*PROBLEM SET:*
(1) In the adhesive tile thread, which adhesive did the original poster apply to the primed floor before laying the tiles?
(2) Name every distinct username that appears as a poster in the adhesive tile thread.
(3) Reproduce the passage from the adhesive tile thread starting with "MikeCostello, thanks. I'm" and going on through "hope you're wrong.".

[START SELECTION]

# question about adhesive tile/commercial glue



## licensed-trim (Nov 23, 2009)

My Mother wanted vinyl adhesive tile installed on top of existing vinyl floor. I tried to talk her out of it, but she wanted it done. So I lightly sanded the floor, primed it, and applied Robers 2057 vinyl composite tile adhesive, waited till it become tacky clear, and then installed the adhesive tiles.

Now I notice a problem. There is a black residue squeezing between the tiles. Not much, just a little here and there, but it comes back after it is wiped off. I'm assuming the floor glue didn't mix well with the other glue on tile. :sad: Is there any way I can fix this? Like for instance, applying some type of sealer?

I've used this adhesive before and it worked okay on another floor. I'm bummed that this is happening. I really would appreciate some creative ideas.


----------



## Mike Costello (Aug 1, 2004)

Sounds like you have a little bit of oozing of adhesive. Try wiping with mineral spirits next time . Im thinking its just the tacky tile glue attracting dirt


----------



## rusty baker (Jun 14, 2008)

I'm more concerned about the fact that you sanded the old vinyl/lino. That is a no-no. If that has asbestos, you could be fined a minimum of $10,000. Plus the dust is dangerous.


----------



## mikeswoods (Oct 11, 2008)

Any peal and stick tile manufacturer, that I know of,does not recommend additional adhesive.

As a matter of fact-using additional adhesive usually voids the warranty.

A latex primer as the most prep work that might be needed.

I believe that the extra glue will continue to squeeze out forever.(and the tiles will slowly slide out of position)


Sorry to be the bearer of bad news---MIKE---


----------



## licensed-trim (Nov 23, 2009)

MikeCostello, thanks. I'm hoping mineral spirits works. I appreciate your input, I haven't tried that.:thumbsup:

RustyBaker, it isn't asbestos. I put the last floor in and I know what I used. But thanks for your input.:no:

Mikeswoods, I hope you're wrong.


----------



## BKM Resilient (May 2, 2009)

mikeswoods said:


> Any peal and stick tile manufacturer, that I know of,does not recommend additional adhesive.
> 
> As a matter of fact-using additional adhesive usually voids the warranty.
> 
> ...


*********************************************
Forever is a long time. You can use thin spread the same way you would prime the floor but it has to be a very, very thin application and allowed to dry completely. Unless there's a ton of glue under there it will bleed for a limited time and then it could be LIGHTLY cleaned up with mineral spirits. Again, too much thinner and you're going to make an enormous mess and things will only get worse. Just a dab on a rag and go over the seams lightly using a pointed tool to follow the smeared area along the seam. It's just a matter of how much glue is oozing up and how long it might take to fully dry out. It's hard to say if you might be better off leaving it alone for a few more months or trying to clean it up now. If you see it getting worse as you're cleaning the seams with mineral spirits STOP. Go to Plan B which is just give the floor time to breath out. It's probably not a lost cause. Good luck!

[END SELECTION]
[START EXTRACTED RECORDS]

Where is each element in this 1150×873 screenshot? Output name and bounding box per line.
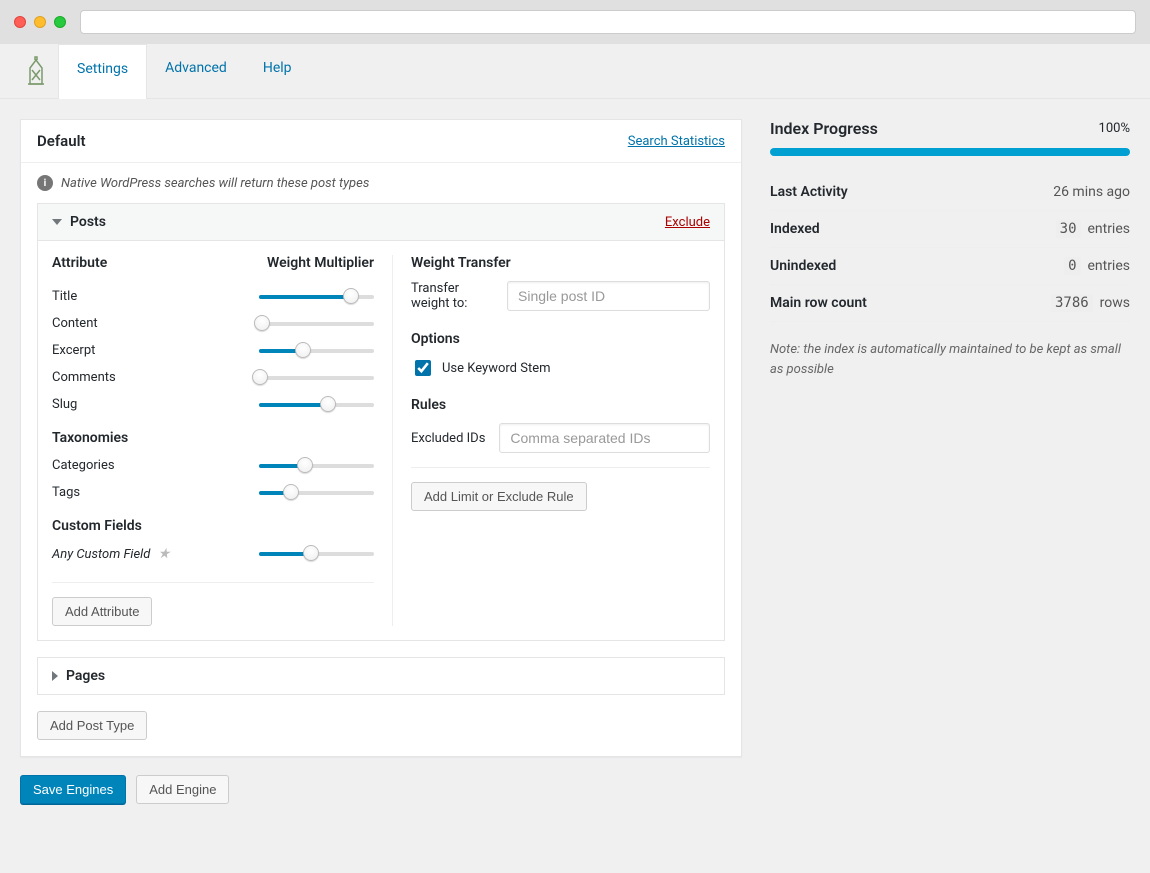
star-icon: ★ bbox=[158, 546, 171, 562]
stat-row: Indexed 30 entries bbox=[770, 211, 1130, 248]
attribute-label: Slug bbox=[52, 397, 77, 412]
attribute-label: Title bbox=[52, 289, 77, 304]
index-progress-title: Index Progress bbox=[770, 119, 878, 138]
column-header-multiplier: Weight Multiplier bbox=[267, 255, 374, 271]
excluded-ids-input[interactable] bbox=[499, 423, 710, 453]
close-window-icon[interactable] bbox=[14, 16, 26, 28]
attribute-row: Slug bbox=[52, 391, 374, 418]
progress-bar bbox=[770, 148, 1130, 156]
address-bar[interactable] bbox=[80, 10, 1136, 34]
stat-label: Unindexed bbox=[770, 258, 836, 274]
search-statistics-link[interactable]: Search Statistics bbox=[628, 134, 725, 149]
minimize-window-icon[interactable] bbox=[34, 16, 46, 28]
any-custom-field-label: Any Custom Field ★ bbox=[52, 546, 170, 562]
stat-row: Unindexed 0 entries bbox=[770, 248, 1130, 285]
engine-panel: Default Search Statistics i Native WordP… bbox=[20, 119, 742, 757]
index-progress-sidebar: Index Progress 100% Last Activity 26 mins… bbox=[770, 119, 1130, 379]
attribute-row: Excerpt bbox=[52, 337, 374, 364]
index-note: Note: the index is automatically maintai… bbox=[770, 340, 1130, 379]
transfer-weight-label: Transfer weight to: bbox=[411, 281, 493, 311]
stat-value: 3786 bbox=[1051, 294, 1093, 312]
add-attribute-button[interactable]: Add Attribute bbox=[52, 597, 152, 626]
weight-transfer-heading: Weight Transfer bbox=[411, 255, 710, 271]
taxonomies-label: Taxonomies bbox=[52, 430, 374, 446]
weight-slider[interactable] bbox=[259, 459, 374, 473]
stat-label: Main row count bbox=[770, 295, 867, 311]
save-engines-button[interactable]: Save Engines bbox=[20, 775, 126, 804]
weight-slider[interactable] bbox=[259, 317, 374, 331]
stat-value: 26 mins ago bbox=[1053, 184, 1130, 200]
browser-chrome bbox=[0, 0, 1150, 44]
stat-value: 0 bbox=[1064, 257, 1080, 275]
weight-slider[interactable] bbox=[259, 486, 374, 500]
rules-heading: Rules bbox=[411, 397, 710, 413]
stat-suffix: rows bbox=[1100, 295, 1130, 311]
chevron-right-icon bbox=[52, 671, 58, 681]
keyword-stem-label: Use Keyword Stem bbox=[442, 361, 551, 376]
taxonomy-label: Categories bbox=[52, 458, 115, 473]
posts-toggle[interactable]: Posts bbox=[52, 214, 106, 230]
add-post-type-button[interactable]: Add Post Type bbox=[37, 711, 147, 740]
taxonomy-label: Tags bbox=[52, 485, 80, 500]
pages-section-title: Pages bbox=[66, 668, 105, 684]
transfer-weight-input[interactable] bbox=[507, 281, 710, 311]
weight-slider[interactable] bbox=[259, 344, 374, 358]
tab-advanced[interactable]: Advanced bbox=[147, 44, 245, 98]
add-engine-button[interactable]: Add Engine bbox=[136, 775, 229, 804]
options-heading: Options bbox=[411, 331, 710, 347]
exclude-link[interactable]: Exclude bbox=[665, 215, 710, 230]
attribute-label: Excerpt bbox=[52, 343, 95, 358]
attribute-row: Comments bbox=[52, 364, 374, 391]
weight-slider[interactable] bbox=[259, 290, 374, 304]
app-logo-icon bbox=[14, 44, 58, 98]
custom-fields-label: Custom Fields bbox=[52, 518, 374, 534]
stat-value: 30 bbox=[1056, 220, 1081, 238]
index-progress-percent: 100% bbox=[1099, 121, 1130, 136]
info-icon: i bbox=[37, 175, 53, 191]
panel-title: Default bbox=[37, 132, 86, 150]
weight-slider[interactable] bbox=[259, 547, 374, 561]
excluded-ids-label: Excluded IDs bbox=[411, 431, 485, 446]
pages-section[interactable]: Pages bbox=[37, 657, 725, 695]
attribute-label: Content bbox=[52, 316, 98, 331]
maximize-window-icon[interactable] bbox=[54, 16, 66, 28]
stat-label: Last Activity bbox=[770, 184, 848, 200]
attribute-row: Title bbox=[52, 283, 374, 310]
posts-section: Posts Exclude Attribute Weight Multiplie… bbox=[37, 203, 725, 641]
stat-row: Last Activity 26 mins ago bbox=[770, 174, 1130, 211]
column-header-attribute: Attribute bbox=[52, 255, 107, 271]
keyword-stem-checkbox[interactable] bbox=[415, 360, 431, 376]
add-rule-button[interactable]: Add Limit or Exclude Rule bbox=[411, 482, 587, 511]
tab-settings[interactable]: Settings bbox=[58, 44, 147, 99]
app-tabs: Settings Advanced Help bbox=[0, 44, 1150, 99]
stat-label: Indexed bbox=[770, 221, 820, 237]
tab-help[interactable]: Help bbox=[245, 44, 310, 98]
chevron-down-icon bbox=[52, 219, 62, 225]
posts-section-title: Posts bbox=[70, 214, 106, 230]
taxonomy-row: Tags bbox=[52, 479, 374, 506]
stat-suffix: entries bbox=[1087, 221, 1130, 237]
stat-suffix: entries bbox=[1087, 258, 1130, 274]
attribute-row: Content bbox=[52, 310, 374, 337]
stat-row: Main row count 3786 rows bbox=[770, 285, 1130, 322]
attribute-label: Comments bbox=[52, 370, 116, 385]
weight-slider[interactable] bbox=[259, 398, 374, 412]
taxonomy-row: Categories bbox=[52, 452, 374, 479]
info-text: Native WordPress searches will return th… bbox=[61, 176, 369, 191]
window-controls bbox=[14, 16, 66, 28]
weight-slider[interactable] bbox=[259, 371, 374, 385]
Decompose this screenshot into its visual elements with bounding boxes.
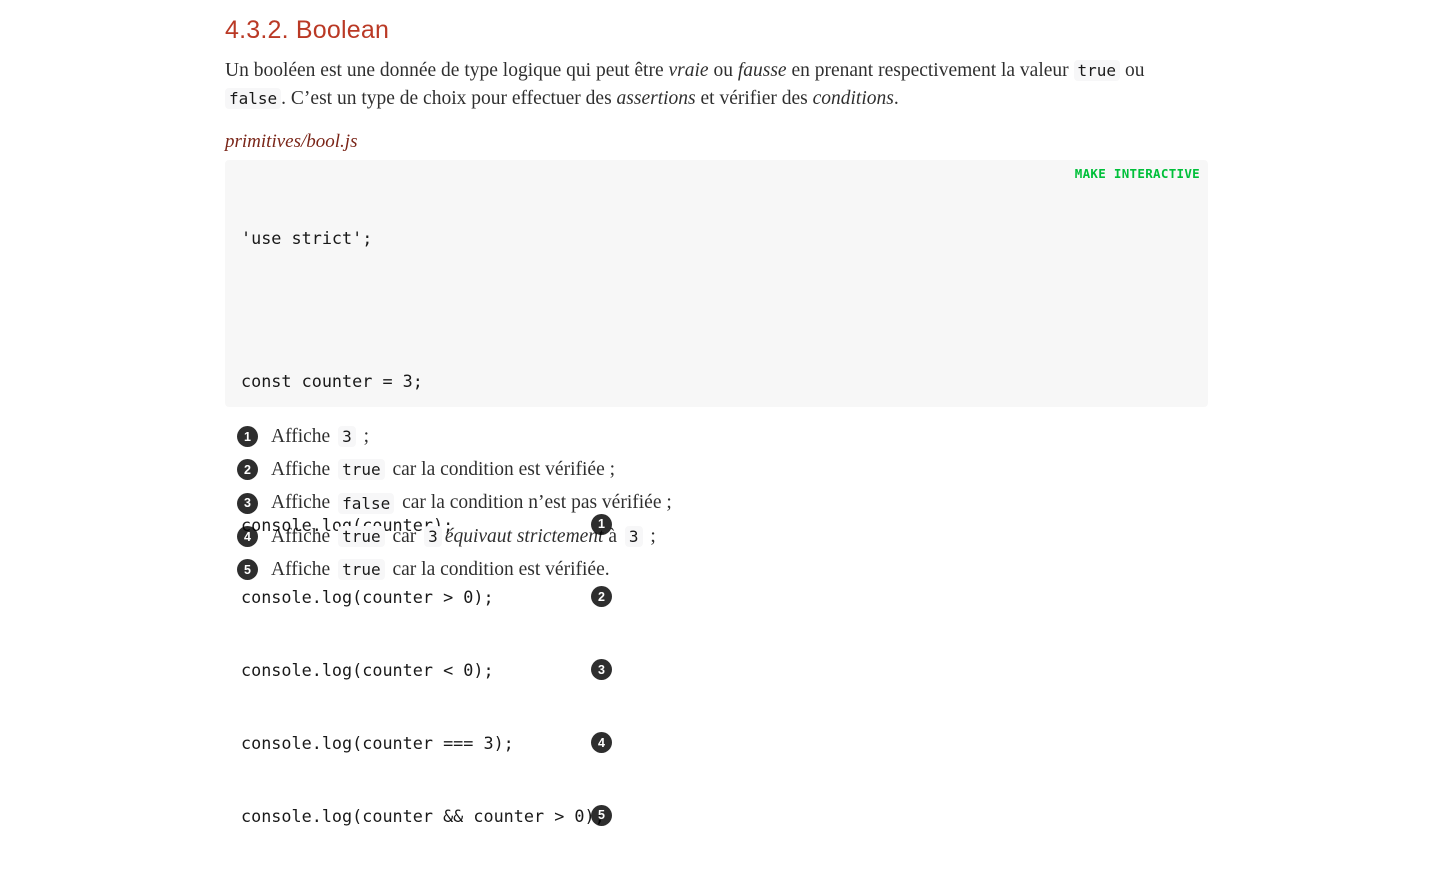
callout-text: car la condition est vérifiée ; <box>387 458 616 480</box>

[END EXTRACTED RECORDS]

*ANSWERS FOR THE TASKS:*
(1) Robers 2057 vinyl composite tile adhesive.

(2) licensed-trim, Mike Costello, rusty baker, mikeswoods, BKM Resilient

(3)
MikeCostello, thanks. I'm hoping mineral spirits works. I appreciate your input, I haven't tried that.:thumbsup:

RustyBaker, it isn't asbestos. I put the last floor in and I know what I used. But thanks for your input.:no:

Mikeswoods, I hope you're wrong.